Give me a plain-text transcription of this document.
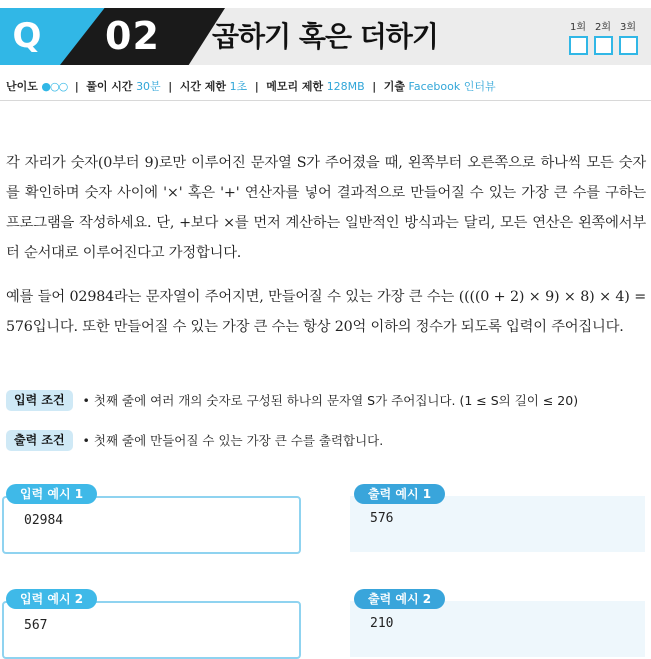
Q 02	곱하기 혹은 더하기	1회 2회 3회
난이도 ●○○ | 풀이 시간 30분 | 시간 제한 1초 | 메모리 제한 128MB | 기출 Facebook 인터뷰
각 자리가 숫자(0부터 9)로만 이루어진 문자열 S가 주어졌을 때, 왼쪽부터 오른쪽으로 하나씩 모든 숫자를 확인하며 숫자 사이에 '×' 혹은 '+' 연산자를 넣어 결과적으로 만들어질 수 있는 가장 큰 수를 구하는 프로그램을 작성하세요. 단, +보다 ×를 먼저 계산하는 일반적인 방식과는 달리, 모든 연산은 왼쪽에서부터 순서대로 이루어진다고 가정합니다.
예를 들어 02984라는 문자열이 주어지면, 만들어질 수 있는 가장 큰 수는 ((((0 + 2) × 9) × 8) × 4) = 576입니다. 또한 만들어질 수 있는 가장 큰 수는 항상 20억 이하의 정수가 되도록 입력이 주어집니다.
입력 조건	• 첫째 줄에 여러 개의 숫자로 구성된 하나의 문자열 S가 주어집니다. (1 ≤ S의 길이 ≤ 20)
출력 조건	• 첫째 줄에 만들어질 수 있는 가장 큰 수를 출력합니다.
02984
입력 예시 1
576
출력 예시 1
567
입력 예시 2
210
출력 예시 2
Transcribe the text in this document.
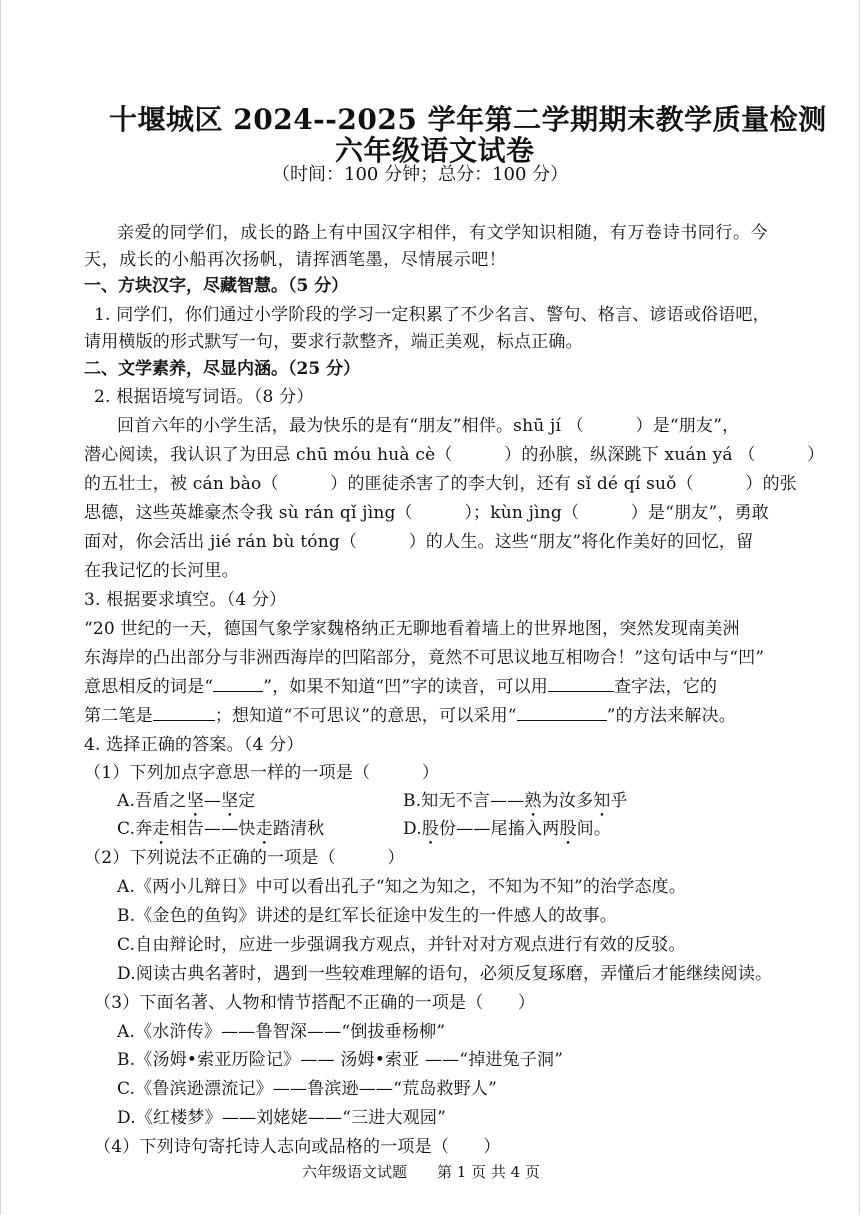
十堰城区 2024--2025 学年第二学期期末教学质量检测
六年级语文试卷
（时间：100 分钟；总分：100 分）
亲爱的同学们，成长的路上有中国汉字相伴，有文学知识相随，有万卷诗书同行。今
天，成长的小船再次扬帆，请挥洒笔墨，尽情展示吧！
一、方块汉字，尽藏智慧。（5 分）
1. 同学们，你们通过小学阶段的学习一定积累了不少名言、警句、格言、谚语或俗语吧，
请用横版的形式默写一句，要求行款整齐，端正美观，标点正确。
二、文学素养，尽显内涵。（25 分）
2. 根据语境写词语。（8 分）
回首六年的小学生活，最为快乐的是有“朋友”相伴。shū jí （　　　）是“朋友”，
潜心阅读，我认识了为田忌 chū móu huà cè（　　　）的孙膑，纵深跳下 xuán yá （　　　）
的五壮士，被 cán bào（　　　）的匪徒杀害了的李大钊，还有 sǐ dé qí suǒ（　　　）的张
思德，这些英雄豪杰令我 sù rán qǐ jìng（　　　）；kùn jìng（　　　）是“朋友”，勇敢
面对，你会活出 jié rán bù tóng（　　　）的人生。这些“朋友”将化作美好的回忆，留
在我记忆的长河里。
3. 根据要求填空。（4 分）
“20 世纪的一天，德国气象学家魏格纳正无聊地看着墙上的世界地图，突然发现南美洲
东海岸的凸出部分与非洲西海岸的凹陷部分，竟然不可思议地互相吻合！”这句话中与“凹”
意思相反的词是“	”，如果不知道“凹”字的读音，可以用	查字法，它的
第二笔是	；想知道“不可思议”的意思，可以采用“	”的方法来解决。
4. 选择正确的答案。（4 分）
（1）下列加点字意思一样的一项是（　　　）
A.吾盾之坚—坚定	B.知无不言——熟为汝多知乎
C.奔走相告——快走踏清秋	D.股份——尾搐入两股间。
（2）下列说法不正确的一项是（　　　）
A.《两小儿辩日》中可以看出孔子“知之为知之，不知为不知”的治学态度。
B.《金色的鱼钩》讲述的是红军长征途中发生的一件感人的故事。
C.自由辩论时，应进一步强调我方观点，并针对对方观点进行有效的反驳。
D.阅读古典名著时，遇到一些较难理解的语句，必须反复琢磨，弄懂后才能继续阅读。
（3）下面名著、人物和情节搭配不正确的一项是（　　）
A.《水浒传》——鲁智深——“倒拔垂杨柳”
B.《汤姆•索亚历险记》—— 汤姆•索亚 ——“掉进兔子洞”
C.《鲁滨逊漂流记》——鲁滨逊——“荒岛救野人”
D.《红楼梦》——刘姥姥——“三进大观园”
（4）下列诗句寄托诗人志向或品格的一项是（　　）
六年级语文试题　　第 1 页 共 4 页
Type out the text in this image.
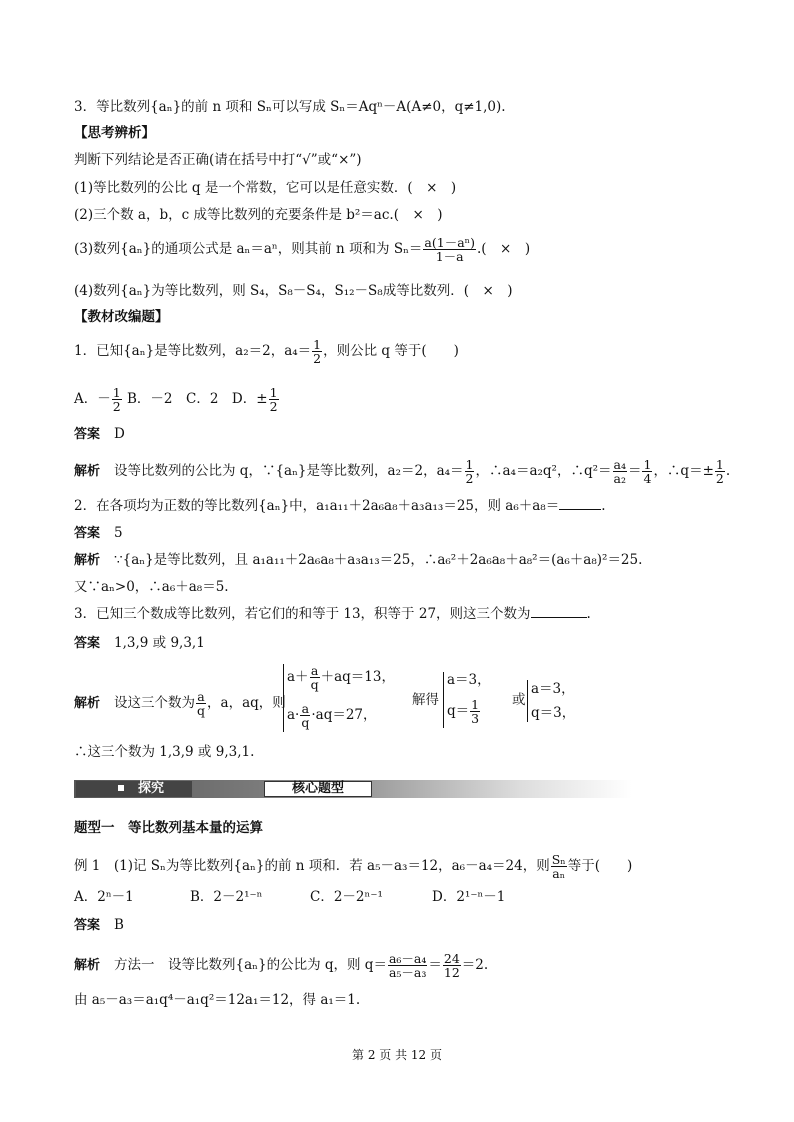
3．等比数列{aₙ}的前 n 项和 Sₙ可以写成 Sₙ＝Aqⁿ－A(A≠0，q≠1,0).
【思考辨析】
判断下列结论是否正确(请在括号中打“√”或“×”)
(1)等比数列的公比 q 是一个常数，它可以是任意实数．(　×　)
(2)三个数 a，b，c 成等比数列的充要条件是 b²＝ac.(　×　)
(3)数列{aₙ}的通项公式是 aₙ＝aⁿ，则其前 n 项和为 $S_n= \frac{\text{a(1－aⁿ)}}{1-a}$ .(　×　)
(4)数列{aₙ}为等比数列，则 S₄，S₈－S₄，S₁₂－S₈成等比数列．(　×　)
【教材改编题】
1．已知{aₙ}是等比数列，a₂＝2，$a_4= \frac{1}{2}$ ，则公比 q 等于(　　)
A．－ $\frac{1}{2}$ B．－2　C．2　D．± $\frac{1}{2}$
答案 D
解析 设等比数列的公比为 q，∵{aₙ}是等比数列，a₂＝2，$a_4= \frac{1}{2}$ ，∴a₄＝a₂q²，∴q²＝ $\frac{\text{a₄}}{\text{a₂}} = \frac{1}{4}$ ，∴q＝± $\frac{1}{2}$ .
2．在各项均为正数的等比数列{aₙ}中，a₁a₁₁＋2a₆a₈＋a₃a₁₃＝25，则 a₆＋a₈＝	.
答案 5
解析 ∵{aₙ}是等比数列，且 a₁a₁₁＋2a₆a₈＋a₃a₁₃＝25，∴a₆²＋2a₆a₈＋a₈²＝(a₆＋a₈)²＝25.
又∵aₙ>0，∴a₆＋a₈＝5.
3．已知三个数成等比数列，若它们的和等于 13，积等于 27，则这三个数为	.
答案 1,3,9 或 9,3,1
解析 设这三个数为 $\frac{a}{q}$ ，a，aq，则
$a+ \frac{a}{q} +aq=13$，
$a\cdot \frac{a}{q} \cdot aq=27$，
解得
a＝3，
$q= \frac{1}{3}$ 或
a＝3，
q＝3，
∴这三个数为 1,3,9 或 9,3,1.
探究	核心题型
题型一　等比数列基本量的运算
例 1　(1)记 Sₙ为等比数列{aₙ}的前 n 项和．若 a₅－a₃＝12，a₆－a₄＝24，则 $\frac{\text{Sₙ}}{\text{aₙ}}$ 等于(　　)
A．2ⁿ－1	B．2－2¹⁻ⁿ	C．2－2ⁿ⁻¹	D．2¹⁻ⁿ－1
答案 B
解析 方法一　设等比数列{aₙ}的公比为 q，则 $q= \frac{\text{a₆－a₄}}{\text{a₅－a₃}} = \frac{24}{12} =2$.
由 a₅－a₃＝a₁q⁴－a₁q²＝12a₁＝12，得 a₁＝1.
第 2 页 共 12 页
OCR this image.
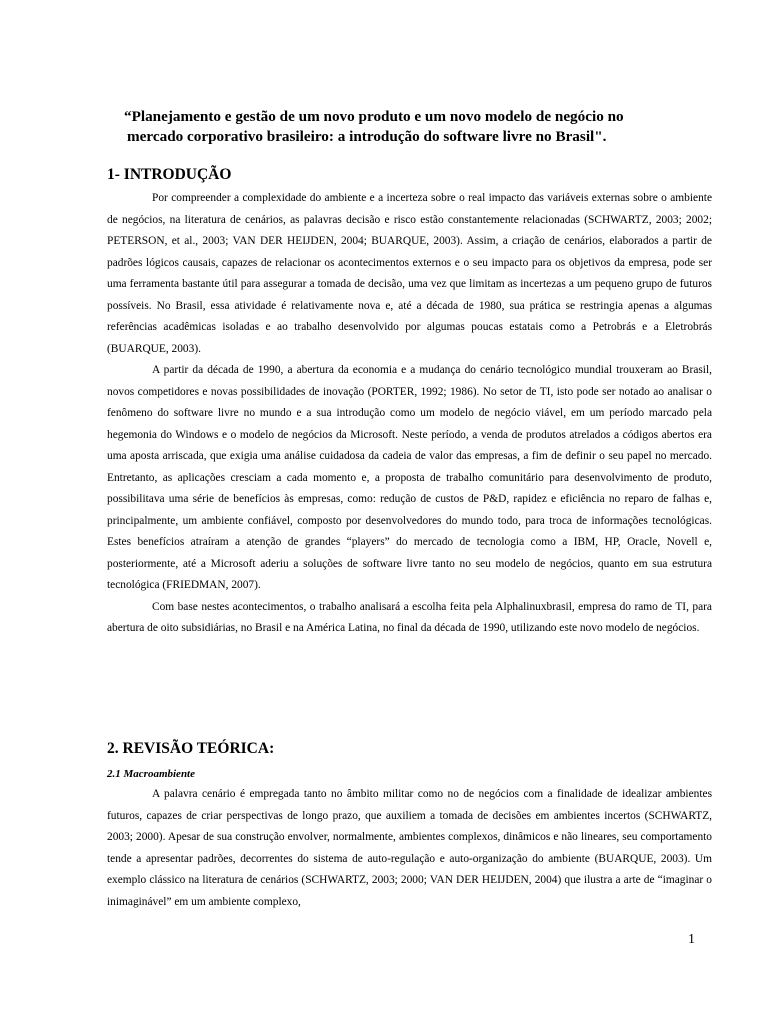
“Planejamento e gestão de um novo produto e um novo modelo de negócio no
mercado corporativo brasileiro: a introdução do software livre no Brasil".
1- INTRODUÇÃO

Por compreender a complexidade do ambiente e a incerteza sobre o real impacto das variáveis externas sobre o ambiente de negócios, na literatura de cenários, as palavras decisão e risco estão constantemente relacionadas (SCHWARTZ, 2003; 2002; PETERSON, et al., 2003; VAN DER HEIJDEN, 2004; BUARQUE, 2003). Assim, a criação de cenários, elaborados a partir de padrões lógicos causais, capazes de relacionar os acontecimentos externos e o seu impacto para os objetivos da empresa, pode ser uma ferramenta bastante útil para assegurar a tomada de decisão, uma vez que limitam as incertezas a um pequeno grupo de futuros possíveis. No Brasil, essa atividade é relativamente nova e, até a década de 1980, sua prática se restringia apenas a algumas referências acadêmicas isoladas e ao trabalho desenvolvido por algumas poucas estatais como a Petrobrás e a Eletrobrás (BUARQUE, 2003).

A partir da década de 1990, a abertura da economia e a mudança do cenário tecnológico mundial trouxeram ao Brasil, novos competidores e novas possibilidades de inovação (PORTER, 1992; 1986). No setor de TI, isto pode ser notado ao analisar o fenômeno do software livre no mundo e a sua introdução como um modelo de negócio viável, em um período marcado pela hegemonia do Windows e o modelo de negócios da Microsoft. Neste período, a venda de produtos atrelados a códigos abertos era uma aposta arriscada, que exigia uma análise cuidadosa da cadeia de valor das empresas, a fim de definir o seu papel no mercado. Entretanto, as aplicações cresciam a cada momento e, a proposta de trabalho comunitário para desenvolvimento de produto, possibilitava uma série de benefícios às empresas, como: redução de custos de P&D, rapidez e eficiência no reparo de falhas e, principalmente, um ambiente confiável, composto por desenvolvedores do mundo todo, para troca de informações tecnológicas. Estes benefícios atraíram a atenção de grandes “players” do mercado de tecnologia como a IBM, HP, Oracle, Novell e, posteriormente, até a Microsoft aderiu a soluções de software livre tanto no seu modelo de negócios, quanto em sua estrutura tecnológica (FRIEDMAN, 2007).

Com base nestes acontecimentos, o trabalho analisará a escolha feita pela Alphalinuxbrasil, empresa do ramo de TI, para abertura de oito subsidiárias, no Brasil e na América Latina, no final da década de 1990, utilizando este novo modelo de negócios.

2. REVISÃO TEÓRICA:
2.1 Macroambiente

A palavra cenário é empregada tanto no âmbito militar como no de negócios com a finalidade de idealizar ambientes futuros, capazes de criar perspectivas de longo prazo, que auxiliem a tomada de decisões em ambientes incertos (SCHWARTZ, 2003; 2000). Apesar de sua construção envolver, normalmente, ambientes complexos, dinâmicos e não lineares, seu comportamento tende a apresentar padrões, decorrentes do sistema de auto-regulação e auto-organização do ambiente (BUARQUE, 2003). Um exemplo clássico na literatura de cenários (SCHWARTZ, 2003; 2000; VAN DER HEIJDEN, 2004) que ilustra a arte de “imaginar o inimaginável” em um ambiente complexo,

1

——

Copy all lines from the entries that contain the word "a₁a₁₁".

Final answer
2．在各项均为正数的等比数列{aₙ}中，a₁a₁₁＋2a₆a₈＋a₃a₁₃＝25，则 a₆＋a₈＝	.
解析 ∵{aₙ}是等比数列，且 a₁a₁₁＋2a₆a₈＋a₃a₁₃＝25，∴a₆²＋2a₆a₈＋a₈²＝(a₆＋a₈)²＝25.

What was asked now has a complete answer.